____ Extracted records

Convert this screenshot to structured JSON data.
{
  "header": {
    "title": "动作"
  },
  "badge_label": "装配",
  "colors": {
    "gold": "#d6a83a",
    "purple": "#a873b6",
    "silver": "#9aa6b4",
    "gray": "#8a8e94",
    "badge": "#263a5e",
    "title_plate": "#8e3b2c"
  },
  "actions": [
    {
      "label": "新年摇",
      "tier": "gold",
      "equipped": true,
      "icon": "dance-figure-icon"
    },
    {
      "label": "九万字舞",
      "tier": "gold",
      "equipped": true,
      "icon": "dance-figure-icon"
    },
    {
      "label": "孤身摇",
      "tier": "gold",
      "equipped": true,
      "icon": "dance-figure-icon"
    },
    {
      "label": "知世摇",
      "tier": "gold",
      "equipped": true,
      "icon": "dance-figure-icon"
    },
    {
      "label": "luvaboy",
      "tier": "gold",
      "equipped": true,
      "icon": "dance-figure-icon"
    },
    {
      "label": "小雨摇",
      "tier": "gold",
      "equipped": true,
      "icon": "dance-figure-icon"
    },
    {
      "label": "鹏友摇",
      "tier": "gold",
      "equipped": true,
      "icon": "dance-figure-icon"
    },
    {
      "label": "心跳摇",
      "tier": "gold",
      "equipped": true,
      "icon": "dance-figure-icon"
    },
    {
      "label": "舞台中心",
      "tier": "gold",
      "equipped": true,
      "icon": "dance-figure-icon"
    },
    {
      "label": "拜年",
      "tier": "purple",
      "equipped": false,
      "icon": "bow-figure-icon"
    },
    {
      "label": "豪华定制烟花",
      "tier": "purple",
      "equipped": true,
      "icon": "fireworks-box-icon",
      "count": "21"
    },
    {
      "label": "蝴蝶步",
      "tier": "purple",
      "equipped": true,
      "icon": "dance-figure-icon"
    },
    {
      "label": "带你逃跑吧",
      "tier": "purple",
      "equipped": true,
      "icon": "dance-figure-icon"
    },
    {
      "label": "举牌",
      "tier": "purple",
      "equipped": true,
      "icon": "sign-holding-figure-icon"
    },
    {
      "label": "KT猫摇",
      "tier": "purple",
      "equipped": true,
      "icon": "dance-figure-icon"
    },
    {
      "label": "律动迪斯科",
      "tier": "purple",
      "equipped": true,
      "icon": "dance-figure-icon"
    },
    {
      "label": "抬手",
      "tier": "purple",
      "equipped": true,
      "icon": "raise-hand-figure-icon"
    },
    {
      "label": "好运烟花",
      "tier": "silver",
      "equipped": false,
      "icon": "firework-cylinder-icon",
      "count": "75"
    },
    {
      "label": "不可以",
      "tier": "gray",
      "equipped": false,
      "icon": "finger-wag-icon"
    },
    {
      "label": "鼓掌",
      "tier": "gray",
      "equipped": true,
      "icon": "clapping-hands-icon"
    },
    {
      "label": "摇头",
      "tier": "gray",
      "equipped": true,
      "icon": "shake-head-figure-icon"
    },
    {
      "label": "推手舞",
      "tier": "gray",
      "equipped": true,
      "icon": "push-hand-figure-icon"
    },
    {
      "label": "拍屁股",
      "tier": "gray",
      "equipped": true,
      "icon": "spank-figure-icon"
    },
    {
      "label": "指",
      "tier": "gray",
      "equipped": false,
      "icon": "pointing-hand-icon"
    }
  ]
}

________

* [Request]: Would you copy out each line exactly as written?

* [Problem solution]:
Convert this screenshot to structured JSON data.
{
  "header": {
    "title": "动作"
  },
  "badge_label": "装配",
  "colors": {
    "gold": "#d6a83a",
    "purple": "#a873b6",
    "silver": "#9aa6b4",
    "gray": "#8a8e94",
    "badge": "#263a5e",
    "title_plate": "#8e3b2c"
  },
  "actions": [
    {
      "label": "新年摇",
      "tier": "gold",
      "equipped": true,
      "icon": "dance-figure-icon"
    },
    {
      "label": "九万字舞",
      "tier": "gold",
      "equipped": true,
      "icon": "dance-figure-icon"
    },
    {
      "label": "孤身摇",
      "tier": "gold",
      "equipped": true,
      "icon": "dance-figure-icon"
    },
    {
      "label": "知世摇",
      "tier": "gold",
      "equipped": true,
      "icon": "dance-figure-icon"
    },
    {
      "label": "luvaboy",
      "tier": "gold",
      "equipped": true,
      "icon": "dance-figure-icon"
    },
    {
      "label": "小雨摇",
      "tier": "gold",
      "equipped": true,
      "icon": "dance-figure-icon"
    },
    {
      "label": "鹏友摇",
      "tier": "gold",
      "equipped": true,
      "icon": "dance-figure-icon"
    },
    {
      "label": "心跳摇",
      "tier": "gold",
      "equipped": true,
      "icon": "dance-figure-icon"
    },
    {
      "label": "舞台中心",
      "tier": "gold",
      "equipped": true,
      "icon": "dance-figure-icon"
    },
    {
      "label": "拜年",
      "tier": "purple",
      "equipped": false,
      "icon": "bow-figure-icon"
    },
    {
      "label": "豪华定制烟花",
      "tier": "purple",
      "equipped": true,
      "icon": "fireworks-box-icon",
      "count": "21"
    },
    {
      "label": "蝴蝶步",
      "tier": "purple",
      "equipped": true,
      "icon": "dance-figure-icon"
    },
    {
      "label": "带你逃跑吧",
      "tier": "purple",
      "equipped": true,
      "icon": "dance-figure-icon"
    },
    {
      "label": "举牌",
      "tier": "purple",
      "equipped": true,
      "icon": "sign-holding-figure-icon"
    },
    {
      "label": "KT猫摇",
      "tier": "purple",
      "equipped": true,
      "icon": "dance-figure-icon"
    },
    {
      "label": "律动迪斯科",
      "tier": "purple",
      "equipped": true,
      "icon": "dance-figure-icon"
    },
    {
      "label": "抬手",
      "tier": "purple",
      "equipped": true,
      "icon": "raise-hand-figure-icon"
    },
    {
      "label": "好运烟花",
      "tier": "silver",
      "equipped": false,
      "icon": "firework-cylinder-icon",
      "count": "75"
    },
    {
      "label": "不可以",
      "tier": "gray",
      "equipped": false,
      "icon": "finger-wag-icon"
    },
    {
      "label": "鼓掌",
      "tier": "gray",
      "equipped": true,
      "icon": "clapping-hands-icon"
    },
    {
      "label": "摇头",
      "tier": "gray",
      "equipped": true,
      "icon": "shake-head-figure-icon"
    },
    {
      "label": "推手舞",
      "tier": "gray",
      "equipped": true,
      "icon": "push-hand-figure-icon"
    },
    {
      "label": "拍屁股",
      "tier": "gray",
      "equipped": true,
      "icon": "spank-figure-icon"
    },
    {
      "label": "指",
      "tier": "gray",
      "equipped": false,
      "icon": "pointing-hand-icon"
    }
  ]
}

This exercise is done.